## Exercise:
Copy every line that mentions the word "правам".

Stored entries
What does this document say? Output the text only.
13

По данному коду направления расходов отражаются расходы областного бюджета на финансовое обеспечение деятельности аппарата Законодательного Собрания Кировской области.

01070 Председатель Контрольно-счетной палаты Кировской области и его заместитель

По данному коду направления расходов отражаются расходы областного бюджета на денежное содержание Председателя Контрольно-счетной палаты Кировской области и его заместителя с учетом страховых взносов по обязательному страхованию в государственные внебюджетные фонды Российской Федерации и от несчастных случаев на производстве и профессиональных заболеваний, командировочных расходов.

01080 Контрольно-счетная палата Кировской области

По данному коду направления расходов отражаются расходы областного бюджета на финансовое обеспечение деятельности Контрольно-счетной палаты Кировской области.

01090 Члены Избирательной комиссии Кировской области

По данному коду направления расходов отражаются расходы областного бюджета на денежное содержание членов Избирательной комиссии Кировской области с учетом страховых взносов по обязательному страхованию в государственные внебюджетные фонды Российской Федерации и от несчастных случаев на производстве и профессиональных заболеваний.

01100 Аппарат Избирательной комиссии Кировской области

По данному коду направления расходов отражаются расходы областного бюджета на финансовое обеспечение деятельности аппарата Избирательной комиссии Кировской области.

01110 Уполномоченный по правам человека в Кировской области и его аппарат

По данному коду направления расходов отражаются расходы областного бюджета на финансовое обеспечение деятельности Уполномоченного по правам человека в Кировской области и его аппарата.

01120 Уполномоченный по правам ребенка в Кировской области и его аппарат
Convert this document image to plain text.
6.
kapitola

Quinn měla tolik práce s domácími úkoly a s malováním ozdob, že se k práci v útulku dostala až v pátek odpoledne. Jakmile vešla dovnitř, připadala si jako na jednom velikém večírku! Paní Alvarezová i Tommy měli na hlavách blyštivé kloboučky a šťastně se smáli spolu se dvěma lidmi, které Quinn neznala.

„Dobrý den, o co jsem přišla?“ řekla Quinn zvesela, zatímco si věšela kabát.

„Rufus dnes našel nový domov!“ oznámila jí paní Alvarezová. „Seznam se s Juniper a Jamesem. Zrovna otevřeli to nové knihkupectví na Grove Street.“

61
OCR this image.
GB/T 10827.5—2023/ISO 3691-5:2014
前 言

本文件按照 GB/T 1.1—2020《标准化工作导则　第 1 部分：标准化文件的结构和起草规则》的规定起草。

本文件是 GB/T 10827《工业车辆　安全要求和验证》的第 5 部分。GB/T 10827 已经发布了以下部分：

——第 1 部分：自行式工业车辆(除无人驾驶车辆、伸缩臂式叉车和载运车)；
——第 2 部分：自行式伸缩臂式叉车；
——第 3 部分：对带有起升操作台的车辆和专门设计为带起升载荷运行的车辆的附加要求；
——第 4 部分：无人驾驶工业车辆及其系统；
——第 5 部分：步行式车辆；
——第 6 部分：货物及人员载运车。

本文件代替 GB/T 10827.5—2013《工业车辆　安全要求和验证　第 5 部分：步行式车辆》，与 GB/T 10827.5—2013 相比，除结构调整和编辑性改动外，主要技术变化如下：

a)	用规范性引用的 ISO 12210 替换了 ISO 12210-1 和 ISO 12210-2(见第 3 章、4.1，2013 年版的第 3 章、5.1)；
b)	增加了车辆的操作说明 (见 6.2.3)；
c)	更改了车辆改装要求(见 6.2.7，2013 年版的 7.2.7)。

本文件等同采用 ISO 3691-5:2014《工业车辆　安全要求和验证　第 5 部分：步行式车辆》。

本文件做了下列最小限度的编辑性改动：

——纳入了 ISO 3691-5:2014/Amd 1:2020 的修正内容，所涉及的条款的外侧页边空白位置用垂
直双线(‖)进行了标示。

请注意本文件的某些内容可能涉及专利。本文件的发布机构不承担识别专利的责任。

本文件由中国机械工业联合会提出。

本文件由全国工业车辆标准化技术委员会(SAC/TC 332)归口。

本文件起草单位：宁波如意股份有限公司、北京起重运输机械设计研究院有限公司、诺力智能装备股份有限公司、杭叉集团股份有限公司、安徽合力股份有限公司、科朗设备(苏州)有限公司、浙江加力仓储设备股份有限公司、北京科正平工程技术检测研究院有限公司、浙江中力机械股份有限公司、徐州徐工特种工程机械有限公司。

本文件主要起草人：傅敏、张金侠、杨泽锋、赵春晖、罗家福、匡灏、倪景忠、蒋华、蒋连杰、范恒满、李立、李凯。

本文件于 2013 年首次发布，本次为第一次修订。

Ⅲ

## Complete response:
01110 Уполномоченный по правам человека в Кировской области и его аппарат
По данному коду направления расходов отражаются расходы областного бюджета на финансовое обеспечение деятельности Уполномоченного по правам человека в Кировской области и его аппарата.
01120 Уполномоченный по правам ребенка в Кировской области и его аппарат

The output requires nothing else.